* [GIVEN RECORDS]

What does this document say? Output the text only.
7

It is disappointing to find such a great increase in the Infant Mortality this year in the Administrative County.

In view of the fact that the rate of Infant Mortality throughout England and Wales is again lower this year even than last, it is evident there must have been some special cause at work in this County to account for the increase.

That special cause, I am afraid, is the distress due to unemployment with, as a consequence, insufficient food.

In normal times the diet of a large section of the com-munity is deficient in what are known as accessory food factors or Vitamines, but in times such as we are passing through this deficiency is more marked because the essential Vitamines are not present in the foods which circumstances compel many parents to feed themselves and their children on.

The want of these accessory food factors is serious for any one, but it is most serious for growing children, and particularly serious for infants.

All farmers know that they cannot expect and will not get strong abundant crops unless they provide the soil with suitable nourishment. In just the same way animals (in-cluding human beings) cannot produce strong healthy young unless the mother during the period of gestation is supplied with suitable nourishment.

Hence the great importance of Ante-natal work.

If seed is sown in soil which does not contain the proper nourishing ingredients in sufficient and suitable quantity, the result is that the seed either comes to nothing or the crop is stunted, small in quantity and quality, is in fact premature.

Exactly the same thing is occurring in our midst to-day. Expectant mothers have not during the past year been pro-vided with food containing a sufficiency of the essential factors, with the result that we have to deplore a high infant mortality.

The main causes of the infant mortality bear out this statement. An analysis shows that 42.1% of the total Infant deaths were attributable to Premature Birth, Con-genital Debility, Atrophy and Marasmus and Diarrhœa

--

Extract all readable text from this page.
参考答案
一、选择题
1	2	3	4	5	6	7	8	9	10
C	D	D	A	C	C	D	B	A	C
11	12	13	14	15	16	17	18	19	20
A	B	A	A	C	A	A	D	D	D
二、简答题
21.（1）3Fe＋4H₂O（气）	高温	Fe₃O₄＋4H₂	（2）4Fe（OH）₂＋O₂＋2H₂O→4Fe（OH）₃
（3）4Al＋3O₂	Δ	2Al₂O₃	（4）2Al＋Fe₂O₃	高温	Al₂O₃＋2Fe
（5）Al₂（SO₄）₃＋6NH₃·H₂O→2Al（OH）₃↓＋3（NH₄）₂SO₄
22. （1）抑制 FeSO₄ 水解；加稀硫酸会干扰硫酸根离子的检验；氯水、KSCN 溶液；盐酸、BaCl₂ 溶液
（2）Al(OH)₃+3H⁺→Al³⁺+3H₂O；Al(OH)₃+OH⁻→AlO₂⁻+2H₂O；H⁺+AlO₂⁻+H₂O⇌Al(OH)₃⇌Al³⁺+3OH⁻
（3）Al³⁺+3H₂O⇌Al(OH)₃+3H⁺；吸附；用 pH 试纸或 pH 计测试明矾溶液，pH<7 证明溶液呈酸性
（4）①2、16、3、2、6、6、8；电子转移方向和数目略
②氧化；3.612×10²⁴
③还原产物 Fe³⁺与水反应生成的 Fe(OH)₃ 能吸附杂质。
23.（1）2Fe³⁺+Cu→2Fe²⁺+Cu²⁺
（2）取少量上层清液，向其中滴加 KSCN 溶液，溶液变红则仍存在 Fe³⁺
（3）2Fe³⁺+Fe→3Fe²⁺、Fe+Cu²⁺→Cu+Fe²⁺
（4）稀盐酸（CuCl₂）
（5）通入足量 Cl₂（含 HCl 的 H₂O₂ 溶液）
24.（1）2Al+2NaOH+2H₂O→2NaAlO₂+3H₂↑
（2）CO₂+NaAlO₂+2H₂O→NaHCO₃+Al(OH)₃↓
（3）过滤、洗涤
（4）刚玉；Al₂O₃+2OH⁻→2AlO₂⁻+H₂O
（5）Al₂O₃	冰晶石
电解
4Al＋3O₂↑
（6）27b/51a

* * *

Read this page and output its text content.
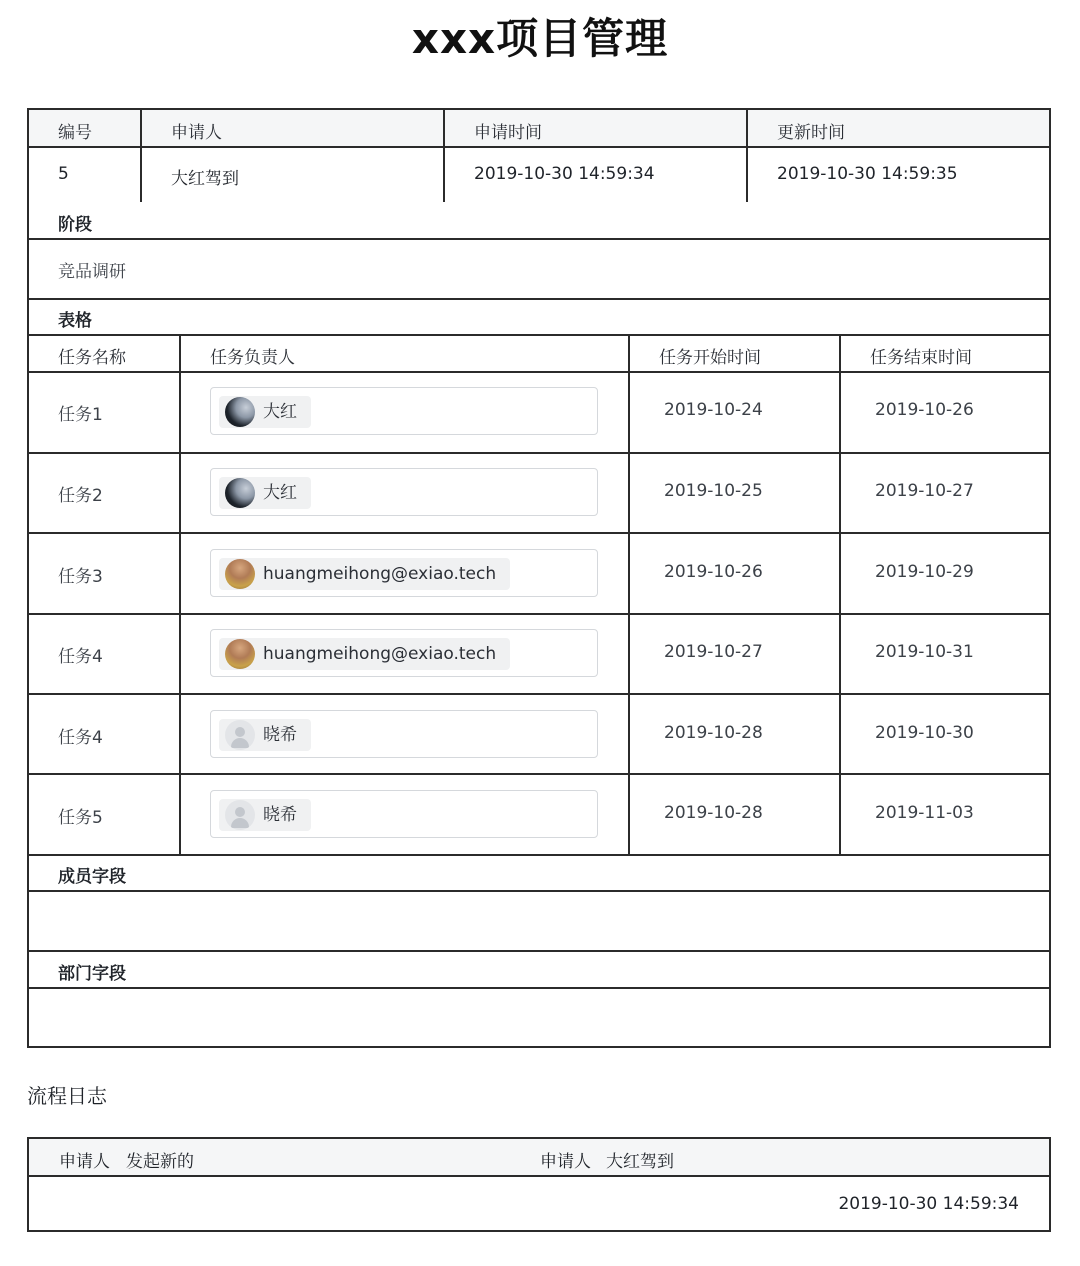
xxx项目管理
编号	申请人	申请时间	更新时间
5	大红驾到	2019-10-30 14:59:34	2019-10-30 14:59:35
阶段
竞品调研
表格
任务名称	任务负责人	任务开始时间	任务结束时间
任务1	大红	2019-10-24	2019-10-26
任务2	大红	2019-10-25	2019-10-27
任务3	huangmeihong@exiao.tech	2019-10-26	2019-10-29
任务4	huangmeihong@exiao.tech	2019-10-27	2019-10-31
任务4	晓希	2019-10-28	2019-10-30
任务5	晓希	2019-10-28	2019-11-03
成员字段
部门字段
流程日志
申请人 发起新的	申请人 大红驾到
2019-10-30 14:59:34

* [GOAL] Identify the lines above that contain the word "does", then copy them.

* [TASK RESPONSE]
What does this document say? Output the text only.
If seed is sown in soil which does not contain the proper nourishing ingredients in sufficient and suitable quantity, the result is that the seed either comes to nothing or the crop is stunted, small in quantity and quality, is in fact premature.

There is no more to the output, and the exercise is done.